━━ MATERIAL FOR THE TASK ━━
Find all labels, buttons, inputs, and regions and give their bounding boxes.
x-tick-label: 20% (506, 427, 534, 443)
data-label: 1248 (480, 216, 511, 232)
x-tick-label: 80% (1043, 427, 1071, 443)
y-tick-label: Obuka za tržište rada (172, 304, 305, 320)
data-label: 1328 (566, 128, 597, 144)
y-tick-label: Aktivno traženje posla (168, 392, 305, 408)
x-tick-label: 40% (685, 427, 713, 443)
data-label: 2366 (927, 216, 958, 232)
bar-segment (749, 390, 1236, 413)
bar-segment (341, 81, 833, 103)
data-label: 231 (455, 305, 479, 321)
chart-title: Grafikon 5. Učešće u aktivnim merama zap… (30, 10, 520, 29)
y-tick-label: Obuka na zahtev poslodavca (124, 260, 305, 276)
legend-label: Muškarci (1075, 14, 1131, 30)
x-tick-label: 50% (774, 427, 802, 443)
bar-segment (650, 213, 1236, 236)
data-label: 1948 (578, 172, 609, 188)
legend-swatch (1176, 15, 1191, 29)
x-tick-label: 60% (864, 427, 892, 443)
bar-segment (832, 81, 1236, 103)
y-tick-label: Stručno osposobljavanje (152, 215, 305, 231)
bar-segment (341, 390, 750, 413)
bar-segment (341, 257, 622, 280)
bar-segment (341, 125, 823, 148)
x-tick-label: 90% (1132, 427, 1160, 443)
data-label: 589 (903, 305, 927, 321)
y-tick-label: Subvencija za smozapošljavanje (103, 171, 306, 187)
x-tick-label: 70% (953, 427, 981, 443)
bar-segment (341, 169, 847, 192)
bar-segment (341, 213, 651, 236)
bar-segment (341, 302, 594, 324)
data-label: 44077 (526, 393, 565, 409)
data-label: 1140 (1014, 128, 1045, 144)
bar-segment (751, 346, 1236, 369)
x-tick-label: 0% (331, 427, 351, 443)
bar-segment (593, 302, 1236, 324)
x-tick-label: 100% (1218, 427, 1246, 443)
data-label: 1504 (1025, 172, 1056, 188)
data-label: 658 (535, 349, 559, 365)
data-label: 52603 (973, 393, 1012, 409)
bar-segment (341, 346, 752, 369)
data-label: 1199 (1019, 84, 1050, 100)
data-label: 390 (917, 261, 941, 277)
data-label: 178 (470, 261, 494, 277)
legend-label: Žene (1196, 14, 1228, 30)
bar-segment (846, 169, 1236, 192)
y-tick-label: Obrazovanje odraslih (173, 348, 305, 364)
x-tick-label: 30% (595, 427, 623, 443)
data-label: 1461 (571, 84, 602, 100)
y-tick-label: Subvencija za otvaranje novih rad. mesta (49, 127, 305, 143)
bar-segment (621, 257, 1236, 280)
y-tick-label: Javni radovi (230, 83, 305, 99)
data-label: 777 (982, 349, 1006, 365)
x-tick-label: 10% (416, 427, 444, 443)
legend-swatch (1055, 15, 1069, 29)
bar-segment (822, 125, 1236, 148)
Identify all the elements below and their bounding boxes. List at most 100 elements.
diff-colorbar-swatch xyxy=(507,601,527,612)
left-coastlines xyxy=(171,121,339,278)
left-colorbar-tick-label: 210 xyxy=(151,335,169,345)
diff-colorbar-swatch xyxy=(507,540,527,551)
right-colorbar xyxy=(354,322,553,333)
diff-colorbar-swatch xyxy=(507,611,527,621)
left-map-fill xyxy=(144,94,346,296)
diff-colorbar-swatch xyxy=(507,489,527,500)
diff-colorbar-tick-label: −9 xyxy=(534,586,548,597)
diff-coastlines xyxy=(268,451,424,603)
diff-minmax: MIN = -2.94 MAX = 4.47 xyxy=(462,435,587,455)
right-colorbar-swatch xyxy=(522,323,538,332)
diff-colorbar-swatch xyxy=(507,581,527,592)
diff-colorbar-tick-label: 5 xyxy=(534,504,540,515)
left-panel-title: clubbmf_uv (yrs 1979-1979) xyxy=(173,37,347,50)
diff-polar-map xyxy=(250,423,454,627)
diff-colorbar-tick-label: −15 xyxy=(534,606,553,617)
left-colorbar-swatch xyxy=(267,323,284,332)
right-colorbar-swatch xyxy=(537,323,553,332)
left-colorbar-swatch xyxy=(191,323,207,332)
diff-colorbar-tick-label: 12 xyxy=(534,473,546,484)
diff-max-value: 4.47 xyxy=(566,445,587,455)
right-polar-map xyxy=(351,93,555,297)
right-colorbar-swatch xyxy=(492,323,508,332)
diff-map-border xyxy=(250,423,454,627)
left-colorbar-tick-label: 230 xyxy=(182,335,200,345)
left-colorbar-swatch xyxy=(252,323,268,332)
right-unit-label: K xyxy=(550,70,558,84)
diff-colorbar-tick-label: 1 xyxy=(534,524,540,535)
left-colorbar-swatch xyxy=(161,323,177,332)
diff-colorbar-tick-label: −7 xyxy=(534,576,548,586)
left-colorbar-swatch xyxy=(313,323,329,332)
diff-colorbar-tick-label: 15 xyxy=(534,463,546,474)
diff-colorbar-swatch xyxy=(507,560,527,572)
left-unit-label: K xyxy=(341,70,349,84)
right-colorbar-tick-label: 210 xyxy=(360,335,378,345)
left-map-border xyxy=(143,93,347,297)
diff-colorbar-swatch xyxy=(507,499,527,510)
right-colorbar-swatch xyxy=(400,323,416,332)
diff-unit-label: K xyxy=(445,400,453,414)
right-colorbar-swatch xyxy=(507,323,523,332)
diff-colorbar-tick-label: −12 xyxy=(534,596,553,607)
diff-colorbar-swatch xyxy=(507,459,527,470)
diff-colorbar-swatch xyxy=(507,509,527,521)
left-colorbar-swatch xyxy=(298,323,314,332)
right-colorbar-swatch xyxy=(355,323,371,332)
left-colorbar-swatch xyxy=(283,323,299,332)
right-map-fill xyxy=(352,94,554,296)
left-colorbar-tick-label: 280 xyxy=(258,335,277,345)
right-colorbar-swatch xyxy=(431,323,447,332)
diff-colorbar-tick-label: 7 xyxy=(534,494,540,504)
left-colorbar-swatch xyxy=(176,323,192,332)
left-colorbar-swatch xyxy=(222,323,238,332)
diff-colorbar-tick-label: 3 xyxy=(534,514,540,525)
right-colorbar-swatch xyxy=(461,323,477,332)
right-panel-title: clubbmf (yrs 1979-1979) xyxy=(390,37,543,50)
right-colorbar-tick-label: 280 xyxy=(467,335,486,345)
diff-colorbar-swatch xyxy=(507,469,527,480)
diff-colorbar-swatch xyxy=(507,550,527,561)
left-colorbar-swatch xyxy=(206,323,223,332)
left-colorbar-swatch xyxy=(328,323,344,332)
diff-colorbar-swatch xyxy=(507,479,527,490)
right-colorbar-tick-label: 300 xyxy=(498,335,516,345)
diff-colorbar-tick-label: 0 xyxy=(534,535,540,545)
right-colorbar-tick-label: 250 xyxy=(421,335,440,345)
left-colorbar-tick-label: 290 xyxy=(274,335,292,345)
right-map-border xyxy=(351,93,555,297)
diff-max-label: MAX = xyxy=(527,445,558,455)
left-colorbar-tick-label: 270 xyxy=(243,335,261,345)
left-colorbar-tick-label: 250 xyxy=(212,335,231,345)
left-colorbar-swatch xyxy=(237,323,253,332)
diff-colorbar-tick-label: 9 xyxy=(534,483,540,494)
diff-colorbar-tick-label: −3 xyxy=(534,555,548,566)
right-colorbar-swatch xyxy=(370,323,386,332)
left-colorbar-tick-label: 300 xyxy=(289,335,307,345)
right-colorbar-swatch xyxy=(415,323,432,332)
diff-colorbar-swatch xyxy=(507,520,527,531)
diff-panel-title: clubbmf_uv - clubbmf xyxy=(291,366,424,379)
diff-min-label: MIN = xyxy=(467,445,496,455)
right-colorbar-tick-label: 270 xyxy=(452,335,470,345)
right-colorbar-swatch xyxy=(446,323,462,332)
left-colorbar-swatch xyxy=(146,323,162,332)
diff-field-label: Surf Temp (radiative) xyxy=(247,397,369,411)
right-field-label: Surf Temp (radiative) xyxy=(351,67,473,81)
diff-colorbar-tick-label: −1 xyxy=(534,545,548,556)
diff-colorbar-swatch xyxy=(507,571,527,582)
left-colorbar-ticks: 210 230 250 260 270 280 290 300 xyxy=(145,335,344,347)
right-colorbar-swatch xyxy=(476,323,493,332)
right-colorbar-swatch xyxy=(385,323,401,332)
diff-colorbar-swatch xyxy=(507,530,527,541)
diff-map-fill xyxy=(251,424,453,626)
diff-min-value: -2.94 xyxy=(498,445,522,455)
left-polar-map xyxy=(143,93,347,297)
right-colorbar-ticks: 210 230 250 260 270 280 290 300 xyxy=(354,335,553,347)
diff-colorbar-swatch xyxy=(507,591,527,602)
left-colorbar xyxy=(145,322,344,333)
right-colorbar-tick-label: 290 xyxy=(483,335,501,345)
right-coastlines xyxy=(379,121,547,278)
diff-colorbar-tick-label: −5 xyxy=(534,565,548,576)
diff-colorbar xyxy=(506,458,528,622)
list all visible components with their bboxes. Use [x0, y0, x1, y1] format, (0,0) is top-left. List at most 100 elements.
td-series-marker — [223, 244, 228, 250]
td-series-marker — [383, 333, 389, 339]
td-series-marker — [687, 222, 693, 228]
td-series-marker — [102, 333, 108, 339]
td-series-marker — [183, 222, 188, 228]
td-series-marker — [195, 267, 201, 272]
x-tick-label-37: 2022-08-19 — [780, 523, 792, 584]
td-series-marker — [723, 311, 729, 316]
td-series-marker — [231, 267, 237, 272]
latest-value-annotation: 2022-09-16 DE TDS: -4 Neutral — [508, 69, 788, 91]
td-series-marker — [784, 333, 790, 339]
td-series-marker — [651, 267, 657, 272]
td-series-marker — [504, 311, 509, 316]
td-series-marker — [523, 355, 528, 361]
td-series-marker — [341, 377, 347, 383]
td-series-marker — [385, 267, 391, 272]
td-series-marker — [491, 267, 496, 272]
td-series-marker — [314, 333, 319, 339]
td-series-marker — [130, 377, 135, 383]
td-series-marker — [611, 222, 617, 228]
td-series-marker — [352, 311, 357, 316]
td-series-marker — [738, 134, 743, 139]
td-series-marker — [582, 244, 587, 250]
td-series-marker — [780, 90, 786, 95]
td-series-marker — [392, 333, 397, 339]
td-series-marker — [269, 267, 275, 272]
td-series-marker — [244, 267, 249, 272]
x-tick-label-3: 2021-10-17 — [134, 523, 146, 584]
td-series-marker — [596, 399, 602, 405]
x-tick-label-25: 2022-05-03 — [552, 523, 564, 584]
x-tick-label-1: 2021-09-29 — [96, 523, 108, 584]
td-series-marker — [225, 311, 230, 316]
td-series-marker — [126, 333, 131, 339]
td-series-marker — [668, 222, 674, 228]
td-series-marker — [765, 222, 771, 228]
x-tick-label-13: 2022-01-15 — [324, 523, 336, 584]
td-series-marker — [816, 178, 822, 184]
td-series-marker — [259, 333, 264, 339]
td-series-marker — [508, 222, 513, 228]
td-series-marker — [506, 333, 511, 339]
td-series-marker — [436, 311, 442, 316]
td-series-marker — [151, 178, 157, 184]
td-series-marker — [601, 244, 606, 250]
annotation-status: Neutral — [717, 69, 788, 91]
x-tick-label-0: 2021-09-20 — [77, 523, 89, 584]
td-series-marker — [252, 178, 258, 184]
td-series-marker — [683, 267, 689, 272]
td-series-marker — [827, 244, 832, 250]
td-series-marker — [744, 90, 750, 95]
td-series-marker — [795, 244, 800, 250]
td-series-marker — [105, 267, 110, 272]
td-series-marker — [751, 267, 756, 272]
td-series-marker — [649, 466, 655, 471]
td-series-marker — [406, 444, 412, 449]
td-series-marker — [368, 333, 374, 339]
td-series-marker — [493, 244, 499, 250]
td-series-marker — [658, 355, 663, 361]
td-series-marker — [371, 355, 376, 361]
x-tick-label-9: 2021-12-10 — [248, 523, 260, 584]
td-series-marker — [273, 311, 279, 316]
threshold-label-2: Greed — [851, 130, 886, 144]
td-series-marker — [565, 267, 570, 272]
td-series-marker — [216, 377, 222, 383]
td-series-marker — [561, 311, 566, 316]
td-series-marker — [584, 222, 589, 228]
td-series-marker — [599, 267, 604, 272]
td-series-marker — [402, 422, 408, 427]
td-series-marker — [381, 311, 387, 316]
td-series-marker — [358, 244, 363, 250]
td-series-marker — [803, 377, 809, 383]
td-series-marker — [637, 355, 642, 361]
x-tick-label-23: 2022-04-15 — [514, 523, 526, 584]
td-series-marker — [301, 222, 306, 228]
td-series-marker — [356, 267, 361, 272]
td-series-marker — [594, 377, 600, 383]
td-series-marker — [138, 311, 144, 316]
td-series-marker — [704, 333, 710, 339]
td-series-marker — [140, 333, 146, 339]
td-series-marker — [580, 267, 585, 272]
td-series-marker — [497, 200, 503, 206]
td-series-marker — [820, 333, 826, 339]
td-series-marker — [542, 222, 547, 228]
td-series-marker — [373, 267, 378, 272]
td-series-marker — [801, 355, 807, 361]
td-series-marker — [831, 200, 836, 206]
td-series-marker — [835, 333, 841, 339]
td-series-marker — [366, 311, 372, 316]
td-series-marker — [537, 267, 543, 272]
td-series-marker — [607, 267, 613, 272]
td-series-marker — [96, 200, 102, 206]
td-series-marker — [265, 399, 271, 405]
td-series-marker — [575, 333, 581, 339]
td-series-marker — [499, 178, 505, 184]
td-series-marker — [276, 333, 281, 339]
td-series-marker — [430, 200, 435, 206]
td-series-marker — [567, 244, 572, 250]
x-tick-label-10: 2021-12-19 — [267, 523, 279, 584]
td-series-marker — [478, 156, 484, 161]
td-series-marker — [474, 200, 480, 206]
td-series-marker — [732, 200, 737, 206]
━━━
## INSTRUCTIONS TO FOLLOW
Pull out every line of the spatial layout data above that contains the word "List". Case counts.

## EXERCISE ANSWER
Identify all the elements below and their bounding boxes. List at most 100 elements.
list all visible components with their bboxes. Use [x0, y0, x1, y1] format, (0,0) is top-left. List at most 100 elements.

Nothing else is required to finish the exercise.